Extract provided:
**********
Nevertheless, Raimondo’s suggestion that young voters will revolt against Democrats continues to be taken at face value by pundits, with little evidence to support it. Yes, there are polls showing young people oppose a ban. A poll from AP/NORC in February found that 46 percent of adults under 30 oppose a TikTok ban. But that’s just what people are telling pollsters—it’s not predictive of voting behavior.

“This is where extraordinary claims demand extraordinary evidence,” said Lakshya Jain, an elections analyst with SplitTicket. “If your claim is that a TikTok ban would cost Dems dearly with new and younger voters, what you are essentially saying is that the demographic that is hardest to turn out will suddenly get activated and show up in droves to vote against Joe Biden. That is something that has no historical precedent.”
**********
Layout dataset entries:
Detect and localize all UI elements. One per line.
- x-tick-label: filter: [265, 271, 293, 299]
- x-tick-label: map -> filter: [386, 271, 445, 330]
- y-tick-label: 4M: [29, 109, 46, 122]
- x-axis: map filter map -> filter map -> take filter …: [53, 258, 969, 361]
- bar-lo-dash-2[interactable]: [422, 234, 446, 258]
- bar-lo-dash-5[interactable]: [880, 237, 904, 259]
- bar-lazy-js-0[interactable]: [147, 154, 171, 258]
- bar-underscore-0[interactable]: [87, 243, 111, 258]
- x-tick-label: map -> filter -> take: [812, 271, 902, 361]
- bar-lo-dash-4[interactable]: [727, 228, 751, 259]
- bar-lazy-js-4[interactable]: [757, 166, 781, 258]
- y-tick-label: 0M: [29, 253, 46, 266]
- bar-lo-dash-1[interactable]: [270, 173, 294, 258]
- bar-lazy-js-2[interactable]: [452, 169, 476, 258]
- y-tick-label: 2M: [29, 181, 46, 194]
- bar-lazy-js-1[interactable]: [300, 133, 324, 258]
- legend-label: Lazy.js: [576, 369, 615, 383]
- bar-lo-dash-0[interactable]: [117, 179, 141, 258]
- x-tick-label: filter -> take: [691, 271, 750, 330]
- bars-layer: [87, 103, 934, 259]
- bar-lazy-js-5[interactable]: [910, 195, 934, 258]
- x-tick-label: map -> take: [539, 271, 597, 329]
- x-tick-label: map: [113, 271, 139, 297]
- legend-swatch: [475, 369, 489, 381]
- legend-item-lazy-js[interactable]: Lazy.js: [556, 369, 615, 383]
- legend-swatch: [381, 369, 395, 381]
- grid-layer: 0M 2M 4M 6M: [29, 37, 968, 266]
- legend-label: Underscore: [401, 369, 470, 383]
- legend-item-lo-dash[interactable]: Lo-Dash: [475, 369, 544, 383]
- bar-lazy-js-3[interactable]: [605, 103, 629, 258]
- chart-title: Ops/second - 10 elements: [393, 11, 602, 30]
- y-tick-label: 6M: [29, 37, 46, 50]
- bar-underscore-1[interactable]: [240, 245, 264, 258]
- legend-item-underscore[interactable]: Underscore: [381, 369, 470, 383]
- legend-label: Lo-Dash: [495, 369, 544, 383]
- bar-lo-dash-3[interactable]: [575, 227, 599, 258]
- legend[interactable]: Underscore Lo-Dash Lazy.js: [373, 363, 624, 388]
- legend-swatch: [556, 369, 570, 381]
**********
Work to be completed: Copy out the entire passage on the claim that a TikTok ban would turn young voters against Democrats, word for word. These entries have no connection to the text.

Result:
Nevertheless, Raimondo’s suggestion that young voters will revolt against Democrats continues to be taken at face value by pundits, with little evidence to support it. Yes, there are polls showing young people oppose a ban. A poll from AP/NORC in February found that 46 percent of adults under 30 oppose a TikTok ban. But that’s just what people are telling pollsters—it’s not predictive of voting behavior.

“This is where extraordinary claims demand extraordinary evidence,” said Lakshya Jain, an elections analyst with SplitTicket. “If your claim is that a TikTok ban would cost Dems dearly with new and younger voters, what you are essentially saying is that the demographic that is hardest to turn out will suddenly get activated and show up in droves to vote against Joe Biden. That is something that has no historical precedent.”